_Stored records_:
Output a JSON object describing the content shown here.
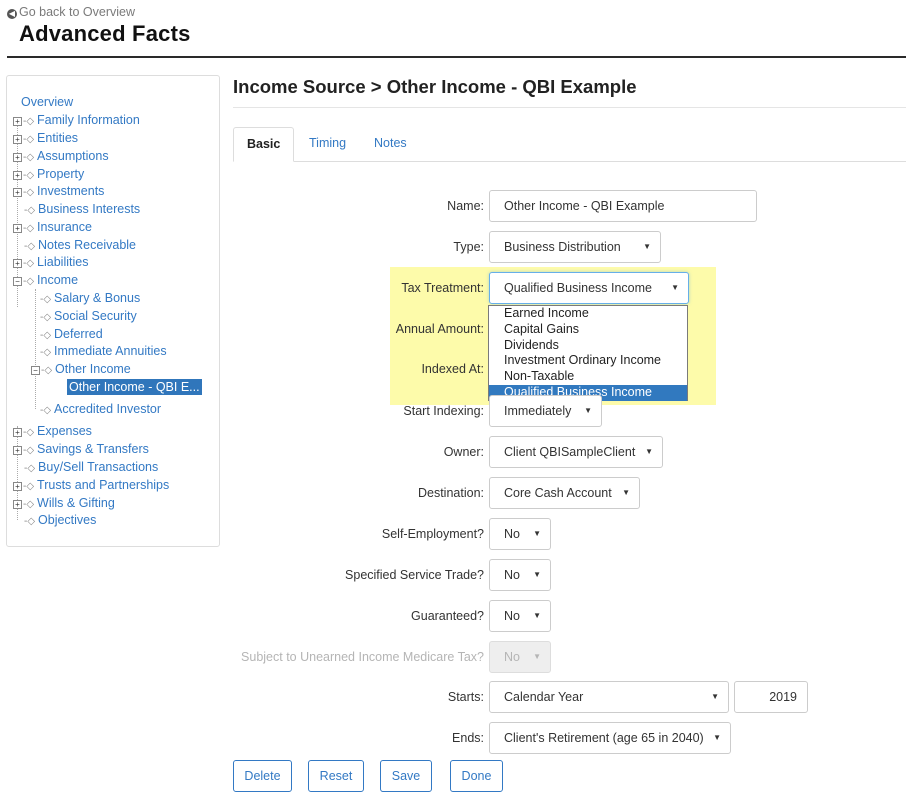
{
  "header": {
    "back_link": "Go back to Overview",
    "title": "Advanced Facts"
  },
  "sidebar": {
    "overview": "Overview",
    "items": {
      "family_information": "Family Information",
      "entities": "Entities",
      "assumptions": "Assumptions",
      "property": "Property",
      "investments": "Investments",
      "business_interests": "Business Interests",
      "insurance": "Insurance",
      "notes_receivable": "Notes Receivable",
      "liabilities": "Liabilities",
      "income": "Income",
      "salary_bonus": "Salary & Bonus",
      "social_security": "Social Security",
      "deferred": "Deferred",
      "immediate_annuities": "Immediate Annuities",
      "other_income": "Other Income",
      "other_income_qbi": "Other Income - QBI E...",
      "accredited_investor": "Accredited Investor",
      "expenses": "Expenses",
      "savings_transfers": "Savings & Transfers",
      "buy_sell": "Buy/Sell Transactions",
      "trusts": "Trusts and Partnerships",
      "wills": "Wills & Gifting",
      "objectives": "Objectives"
    }
  },
  "main": {
    "section_title": "Income Source > Other Income - QBI Example",
    "tabs": {
      "basic": "Basic",
      "timing": "Timing",
      "notes": "Notes"
    },
    "form": {
      "name_label": "Name:",
      "name_value": "Other Income - QBI Example",
      "type_label": "Type:",
      "type_value": "Business Distribution",
      "tax_label": "Tax Treatment:",
      "tax_value": "Qualified Business Income",
      "tax_options": [
        "Earned Income",
        "Capital Gains",
        "Dividends",
        "Investment Ordinary Income",
        "Non-Taxable",
        "Qualified Business Income"
      ],
      "annual_label": "Annual Amount:",
      "indexed_label": "Indexed At:",
      "start_indexing_label": "Start Indexing:",
      "start_indexing_value": "Immediately",
      "owner_label": "Owner:",
      "owner_value": "Client QBISampleClient",
      "destination_label": "Destination:",
      "destination_value": "Core Cash Account",
      "self_employment_label": "Self-Employment?",
      "self_employment_value": "No",
      "specified_service_label": "Specified Service Trade?",
      "specified_service_value": "No",
      "guaranteed_label": "Guaranteed?",
      "guaranteed_value": "No",
      "medicare_label": "Subject to Unearned Income Medicare Tax?",
      "medicare_value": "No",
      "starts_label": "Starts:",
      "starts_value": "Calendar Year",
      "starts_year": "2019",
      "ends_label": "Ends:",
      "ends_value": "Client's Retirement (age 65 in 2040)"
    },
    "buttons": {
      "delete": "Delete",
      "reset": "Reset",
      "save": "Save",
      "done": "Done"
    }
  },
  "colors": {
    "link": "#3379c4",
    "highlight": "#fdfbaa",
    "selected": "#3179bf"
  }
}
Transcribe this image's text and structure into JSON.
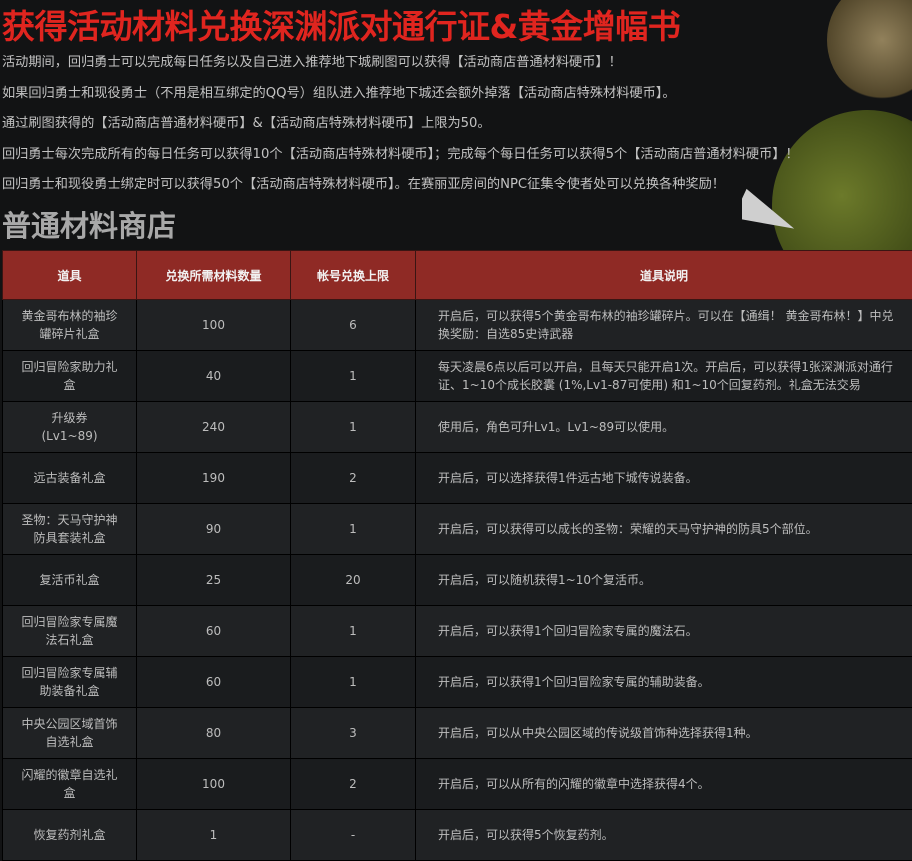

_Instructions to follow_: Write out every line from the entries where "Client" appears.

_Solution for this task_:
      "owner_value": "Client QBISampleClient",
      "ends_value": "Client's Retirement (age 65 in 2040)"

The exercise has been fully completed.